* START *

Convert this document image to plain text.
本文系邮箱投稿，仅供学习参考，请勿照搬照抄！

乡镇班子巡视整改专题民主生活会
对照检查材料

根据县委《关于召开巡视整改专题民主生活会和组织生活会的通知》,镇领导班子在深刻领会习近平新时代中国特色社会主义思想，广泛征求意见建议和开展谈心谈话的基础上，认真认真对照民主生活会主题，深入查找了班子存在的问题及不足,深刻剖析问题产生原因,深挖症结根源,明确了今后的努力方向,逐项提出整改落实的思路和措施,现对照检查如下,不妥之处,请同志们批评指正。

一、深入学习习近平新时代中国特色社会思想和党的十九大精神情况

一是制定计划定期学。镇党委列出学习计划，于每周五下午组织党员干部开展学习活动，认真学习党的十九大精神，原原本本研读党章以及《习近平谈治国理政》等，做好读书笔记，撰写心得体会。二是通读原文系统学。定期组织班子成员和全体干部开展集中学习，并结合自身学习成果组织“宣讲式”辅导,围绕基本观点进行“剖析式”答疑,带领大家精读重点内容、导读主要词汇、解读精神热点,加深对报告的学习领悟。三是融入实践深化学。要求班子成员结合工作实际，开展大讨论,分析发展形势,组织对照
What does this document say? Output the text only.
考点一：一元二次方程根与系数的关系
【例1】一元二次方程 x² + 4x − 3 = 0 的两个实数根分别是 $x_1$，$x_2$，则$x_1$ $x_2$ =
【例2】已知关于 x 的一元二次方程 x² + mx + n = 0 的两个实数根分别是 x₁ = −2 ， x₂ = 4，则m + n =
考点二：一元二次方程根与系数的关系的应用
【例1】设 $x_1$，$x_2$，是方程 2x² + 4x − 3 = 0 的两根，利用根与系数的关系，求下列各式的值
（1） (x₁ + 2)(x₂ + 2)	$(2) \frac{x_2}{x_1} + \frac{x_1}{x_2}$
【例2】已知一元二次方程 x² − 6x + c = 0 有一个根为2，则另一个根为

* END *

◆ Given instruction: Using the data above, print every record exactly as shown.

◆ Final result:
Convert this document image to plain text.
本文系邮箱投稿，仅供学习参考，请勿照搬照抄！

乡镇班子巡视整改专题民主生活会
对照检查材料

根据县委《关于召开巡视整改专题民主生活会和组织生活会的通知》,镇领导班子在深刻领会习近平新时代中国特色社会主义思想，广泛征求意见建议和开展谈心谈话的基础上，认真认真对照民主生活会主题，深入查找了班子存在的问题及不足,深刻剖析问题产生原因,深挖症结根源,明确了今后的努力方向,逐项提出整改落实的思路和措施,现对照检查如下,不妥之处,请同志们批评指正。

一、深入学习习近平新时代中国特色社会思想和党的十九大精神情况

一是制定计划定期学。镇党委列出学习计划，于每周五下午组织党员干部开展学习活动，认真学习党的十九大精神，原原本本研读党章以及《习近平谈治国理政》等，做好读书笔记，撰写心得体会。二是通读原文系统学。定期组织班子成员和全体干部开展集中学习，并结合自身学习成果组织“宣讲式”辅导,围绕基本观点进行“剖析式”答疑,带领大家精读重点内容、导读主要词汇、解读精神热点,加深对报告的学习领悟。三是融入实践深化学。要求班子成员结合工作实际，开展大讨论,分析发展形势,组织对照
What does this document say? Output the text only.
考点一：一元二次方程根与系数的关系
【例1】一元二次方程 x² + 4x − 3 = 0 的两个实数根分别是 $x_1$，$x_2$，则$x_1$ $x_2$ =
【例2】已知关于 x 的一元二次方程 x² + mx + n = 0 的两个实数根分别是 x₁ = −2 ， x₂ = 4，则m + n =
考点二：一元二次方程根与系数的关系的应用
【例1】设 $x_1$，$x_2$，是方程 2x² + 4x − 3 = 0 的两根，利用根与系数的关系，求下列各式的值
（1） (x₁ + 2)(x₂ + 2)	$(2) \frac{x_2}{x_1} + \frac{x_1}{x_2}$
【例2】已知一元二次方程 x² − 6x + c = 0 有一个根为2，则另一个根为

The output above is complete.